**DESCRIPTION OF THE TASK**
Check each line for the string "فشاطره". Give only the count of lines that have it.

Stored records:

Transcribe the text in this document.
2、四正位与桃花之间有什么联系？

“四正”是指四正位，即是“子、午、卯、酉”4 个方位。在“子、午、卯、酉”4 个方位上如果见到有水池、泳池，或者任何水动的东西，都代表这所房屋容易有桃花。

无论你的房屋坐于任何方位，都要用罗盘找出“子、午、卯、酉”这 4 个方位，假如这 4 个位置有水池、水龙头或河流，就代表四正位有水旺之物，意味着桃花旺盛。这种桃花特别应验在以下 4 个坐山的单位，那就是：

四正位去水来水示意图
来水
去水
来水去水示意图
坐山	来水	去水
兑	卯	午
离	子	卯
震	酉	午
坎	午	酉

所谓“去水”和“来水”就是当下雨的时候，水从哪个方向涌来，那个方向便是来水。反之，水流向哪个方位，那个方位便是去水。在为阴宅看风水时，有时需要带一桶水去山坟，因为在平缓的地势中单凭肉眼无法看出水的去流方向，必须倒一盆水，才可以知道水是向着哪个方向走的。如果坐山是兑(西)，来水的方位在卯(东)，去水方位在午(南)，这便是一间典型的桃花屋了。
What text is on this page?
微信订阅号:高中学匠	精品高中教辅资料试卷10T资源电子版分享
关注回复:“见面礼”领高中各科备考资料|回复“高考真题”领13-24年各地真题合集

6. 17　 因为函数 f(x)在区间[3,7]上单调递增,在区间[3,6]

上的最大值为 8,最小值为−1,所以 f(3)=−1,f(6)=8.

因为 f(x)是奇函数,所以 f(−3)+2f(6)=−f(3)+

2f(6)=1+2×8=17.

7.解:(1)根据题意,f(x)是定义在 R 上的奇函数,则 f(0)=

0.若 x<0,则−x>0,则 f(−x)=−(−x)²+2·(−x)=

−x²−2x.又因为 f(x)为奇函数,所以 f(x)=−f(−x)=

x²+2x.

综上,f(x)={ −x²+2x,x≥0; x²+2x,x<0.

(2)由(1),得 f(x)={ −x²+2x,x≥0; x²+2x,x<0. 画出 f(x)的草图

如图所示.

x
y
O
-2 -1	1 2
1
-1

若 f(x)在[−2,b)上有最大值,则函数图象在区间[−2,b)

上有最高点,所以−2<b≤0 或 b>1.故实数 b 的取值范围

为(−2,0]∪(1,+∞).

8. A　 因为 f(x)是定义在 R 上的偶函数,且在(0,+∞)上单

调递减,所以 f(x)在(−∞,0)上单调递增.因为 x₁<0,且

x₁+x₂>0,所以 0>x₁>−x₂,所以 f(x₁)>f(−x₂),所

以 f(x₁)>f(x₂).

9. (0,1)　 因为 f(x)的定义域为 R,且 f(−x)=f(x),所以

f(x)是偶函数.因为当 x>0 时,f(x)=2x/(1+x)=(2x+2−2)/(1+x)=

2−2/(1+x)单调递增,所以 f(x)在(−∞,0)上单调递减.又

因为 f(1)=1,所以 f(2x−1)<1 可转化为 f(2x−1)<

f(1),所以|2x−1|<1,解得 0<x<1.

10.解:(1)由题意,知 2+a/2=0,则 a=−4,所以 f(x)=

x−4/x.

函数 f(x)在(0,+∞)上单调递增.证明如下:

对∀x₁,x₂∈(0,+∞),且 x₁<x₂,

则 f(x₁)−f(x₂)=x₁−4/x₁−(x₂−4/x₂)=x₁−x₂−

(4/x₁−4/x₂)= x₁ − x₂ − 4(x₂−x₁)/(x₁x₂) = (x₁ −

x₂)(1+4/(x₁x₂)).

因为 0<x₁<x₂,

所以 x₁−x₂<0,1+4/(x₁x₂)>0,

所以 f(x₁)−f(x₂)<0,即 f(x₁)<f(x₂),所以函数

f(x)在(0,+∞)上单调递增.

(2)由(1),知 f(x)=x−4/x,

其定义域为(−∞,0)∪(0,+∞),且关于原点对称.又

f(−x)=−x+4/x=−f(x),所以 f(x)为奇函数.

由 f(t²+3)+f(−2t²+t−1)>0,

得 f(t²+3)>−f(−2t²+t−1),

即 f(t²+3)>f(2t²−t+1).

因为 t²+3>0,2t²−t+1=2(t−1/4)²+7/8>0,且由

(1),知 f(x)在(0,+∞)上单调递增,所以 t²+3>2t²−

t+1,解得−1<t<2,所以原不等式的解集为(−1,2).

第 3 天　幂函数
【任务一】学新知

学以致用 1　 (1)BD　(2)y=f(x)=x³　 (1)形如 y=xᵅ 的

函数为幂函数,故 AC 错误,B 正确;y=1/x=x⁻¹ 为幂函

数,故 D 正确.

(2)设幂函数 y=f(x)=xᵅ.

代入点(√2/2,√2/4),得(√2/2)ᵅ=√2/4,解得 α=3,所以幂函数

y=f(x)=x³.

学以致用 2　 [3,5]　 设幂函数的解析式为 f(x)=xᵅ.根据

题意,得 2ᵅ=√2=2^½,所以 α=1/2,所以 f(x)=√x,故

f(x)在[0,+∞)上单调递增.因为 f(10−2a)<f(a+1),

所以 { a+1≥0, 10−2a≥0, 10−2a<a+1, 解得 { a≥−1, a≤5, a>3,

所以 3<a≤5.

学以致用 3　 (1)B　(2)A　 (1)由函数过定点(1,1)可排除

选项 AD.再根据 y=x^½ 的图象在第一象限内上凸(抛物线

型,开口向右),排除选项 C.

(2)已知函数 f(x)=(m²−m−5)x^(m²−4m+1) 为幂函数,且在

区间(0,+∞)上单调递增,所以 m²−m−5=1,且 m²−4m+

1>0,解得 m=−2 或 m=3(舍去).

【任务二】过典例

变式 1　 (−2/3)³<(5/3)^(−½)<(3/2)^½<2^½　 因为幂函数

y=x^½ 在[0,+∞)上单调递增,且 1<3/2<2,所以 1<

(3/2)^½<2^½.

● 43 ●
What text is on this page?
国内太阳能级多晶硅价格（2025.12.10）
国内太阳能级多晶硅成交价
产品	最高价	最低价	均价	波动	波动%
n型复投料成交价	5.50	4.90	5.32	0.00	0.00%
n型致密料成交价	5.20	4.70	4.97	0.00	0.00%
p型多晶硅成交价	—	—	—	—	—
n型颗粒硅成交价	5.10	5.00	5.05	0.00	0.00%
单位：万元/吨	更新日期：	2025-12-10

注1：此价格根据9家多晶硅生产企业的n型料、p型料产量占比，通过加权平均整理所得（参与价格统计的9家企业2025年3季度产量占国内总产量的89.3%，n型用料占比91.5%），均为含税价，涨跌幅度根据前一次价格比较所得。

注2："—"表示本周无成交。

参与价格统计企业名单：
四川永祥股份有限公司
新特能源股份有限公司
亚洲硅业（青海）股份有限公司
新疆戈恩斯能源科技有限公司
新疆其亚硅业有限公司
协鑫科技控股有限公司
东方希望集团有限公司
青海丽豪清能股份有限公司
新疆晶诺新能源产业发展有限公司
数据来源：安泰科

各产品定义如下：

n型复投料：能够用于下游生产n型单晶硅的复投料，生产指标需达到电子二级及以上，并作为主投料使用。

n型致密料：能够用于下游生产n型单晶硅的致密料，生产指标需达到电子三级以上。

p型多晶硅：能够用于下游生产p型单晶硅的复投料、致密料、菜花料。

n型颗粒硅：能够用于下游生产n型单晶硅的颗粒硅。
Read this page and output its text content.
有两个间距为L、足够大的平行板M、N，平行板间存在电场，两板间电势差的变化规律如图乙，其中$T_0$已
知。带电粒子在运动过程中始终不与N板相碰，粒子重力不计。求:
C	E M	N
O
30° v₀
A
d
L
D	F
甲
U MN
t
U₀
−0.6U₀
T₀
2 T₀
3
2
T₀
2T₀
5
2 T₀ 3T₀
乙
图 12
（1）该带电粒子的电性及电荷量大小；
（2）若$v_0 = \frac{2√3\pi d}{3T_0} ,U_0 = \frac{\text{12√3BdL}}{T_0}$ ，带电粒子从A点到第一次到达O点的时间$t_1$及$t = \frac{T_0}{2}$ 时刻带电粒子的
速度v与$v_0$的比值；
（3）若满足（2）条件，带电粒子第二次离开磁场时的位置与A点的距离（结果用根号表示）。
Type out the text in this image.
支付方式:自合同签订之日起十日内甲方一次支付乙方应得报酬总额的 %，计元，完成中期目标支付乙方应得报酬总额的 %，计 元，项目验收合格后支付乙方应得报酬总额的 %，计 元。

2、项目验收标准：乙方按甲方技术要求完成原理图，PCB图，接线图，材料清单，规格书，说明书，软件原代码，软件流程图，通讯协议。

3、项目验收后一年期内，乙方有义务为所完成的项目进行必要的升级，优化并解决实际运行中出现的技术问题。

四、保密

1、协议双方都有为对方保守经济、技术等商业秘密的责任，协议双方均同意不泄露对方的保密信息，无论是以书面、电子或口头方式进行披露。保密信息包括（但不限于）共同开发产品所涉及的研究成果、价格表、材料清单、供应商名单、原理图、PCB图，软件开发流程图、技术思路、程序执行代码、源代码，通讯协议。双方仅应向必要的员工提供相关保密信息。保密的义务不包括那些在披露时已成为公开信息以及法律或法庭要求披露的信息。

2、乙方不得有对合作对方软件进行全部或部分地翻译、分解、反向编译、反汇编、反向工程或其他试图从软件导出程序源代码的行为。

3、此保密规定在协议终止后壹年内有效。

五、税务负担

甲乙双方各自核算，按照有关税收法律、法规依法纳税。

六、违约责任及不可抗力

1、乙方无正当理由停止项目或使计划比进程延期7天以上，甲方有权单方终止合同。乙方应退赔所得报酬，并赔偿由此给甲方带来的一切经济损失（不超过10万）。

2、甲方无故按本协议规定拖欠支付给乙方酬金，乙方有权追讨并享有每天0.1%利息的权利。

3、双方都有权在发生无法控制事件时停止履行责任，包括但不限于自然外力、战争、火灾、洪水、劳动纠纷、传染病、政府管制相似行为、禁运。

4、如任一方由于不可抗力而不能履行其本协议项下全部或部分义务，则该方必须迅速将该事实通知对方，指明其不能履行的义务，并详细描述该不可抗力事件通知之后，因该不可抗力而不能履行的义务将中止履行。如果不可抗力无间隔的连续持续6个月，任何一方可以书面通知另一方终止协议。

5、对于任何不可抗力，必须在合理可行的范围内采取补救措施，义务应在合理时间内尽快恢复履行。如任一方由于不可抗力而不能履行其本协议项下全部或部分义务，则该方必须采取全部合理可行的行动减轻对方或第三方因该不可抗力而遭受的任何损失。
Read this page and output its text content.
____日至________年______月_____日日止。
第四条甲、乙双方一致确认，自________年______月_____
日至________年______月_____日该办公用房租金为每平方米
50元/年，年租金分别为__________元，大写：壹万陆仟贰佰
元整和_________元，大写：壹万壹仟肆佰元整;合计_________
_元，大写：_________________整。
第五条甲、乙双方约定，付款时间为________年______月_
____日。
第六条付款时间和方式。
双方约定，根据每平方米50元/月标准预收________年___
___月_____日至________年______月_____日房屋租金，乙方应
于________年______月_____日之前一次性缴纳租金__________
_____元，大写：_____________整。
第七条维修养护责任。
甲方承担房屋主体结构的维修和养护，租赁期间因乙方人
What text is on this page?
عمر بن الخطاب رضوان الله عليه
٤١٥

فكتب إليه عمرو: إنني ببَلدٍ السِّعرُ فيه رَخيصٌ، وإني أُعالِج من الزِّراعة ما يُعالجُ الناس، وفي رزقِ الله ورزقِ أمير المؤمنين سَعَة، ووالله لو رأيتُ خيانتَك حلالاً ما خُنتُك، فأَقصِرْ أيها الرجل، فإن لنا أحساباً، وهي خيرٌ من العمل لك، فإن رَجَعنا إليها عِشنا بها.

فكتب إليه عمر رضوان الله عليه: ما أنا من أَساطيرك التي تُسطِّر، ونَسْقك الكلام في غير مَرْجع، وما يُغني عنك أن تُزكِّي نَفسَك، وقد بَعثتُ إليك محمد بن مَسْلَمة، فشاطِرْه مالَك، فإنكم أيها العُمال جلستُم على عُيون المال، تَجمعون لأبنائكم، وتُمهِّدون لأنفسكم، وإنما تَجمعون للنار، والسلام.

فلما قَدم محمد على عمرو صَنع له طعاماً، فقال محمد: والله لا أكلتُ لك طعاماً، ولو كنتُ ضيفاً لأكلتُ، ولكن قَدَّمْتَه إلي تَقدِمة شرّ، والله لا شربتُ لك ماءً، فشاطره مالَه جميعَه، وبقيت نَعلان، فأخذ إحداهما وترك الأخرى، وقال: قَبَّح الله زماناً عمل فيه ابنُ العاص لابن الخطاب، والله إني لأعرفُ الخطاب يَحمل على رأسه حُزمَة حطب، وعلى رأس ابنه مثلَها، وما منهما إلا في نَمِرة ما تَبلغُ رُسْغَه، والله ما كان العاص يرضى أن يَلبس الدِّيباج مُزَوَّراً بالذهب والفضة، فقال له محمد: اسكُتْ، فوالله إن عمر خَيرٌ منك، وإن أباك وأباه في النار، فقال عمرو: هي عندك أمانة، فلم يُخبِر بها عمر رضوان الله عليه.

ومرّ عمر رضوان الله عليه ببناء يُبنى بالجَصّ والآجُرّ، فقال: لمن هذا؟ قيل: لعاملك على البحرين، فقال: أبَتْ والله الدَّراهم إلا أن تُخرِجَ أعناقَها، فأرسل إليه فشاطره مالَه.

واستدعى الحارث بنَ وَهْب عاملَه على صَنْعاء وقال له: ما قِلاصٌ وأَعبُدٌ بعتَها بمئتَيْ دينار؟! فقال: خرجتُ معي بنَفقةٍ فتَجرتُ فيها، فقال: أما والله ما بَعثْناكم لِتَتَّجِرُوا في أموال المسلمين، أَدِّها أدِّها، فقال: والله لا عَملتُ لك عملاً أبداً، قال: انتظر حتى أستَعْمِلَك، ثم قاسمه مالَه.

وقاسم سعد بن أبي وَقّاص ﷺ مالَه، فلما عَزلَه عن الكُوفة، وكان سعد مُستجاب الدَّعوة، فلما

**TASK SOLUTION**
2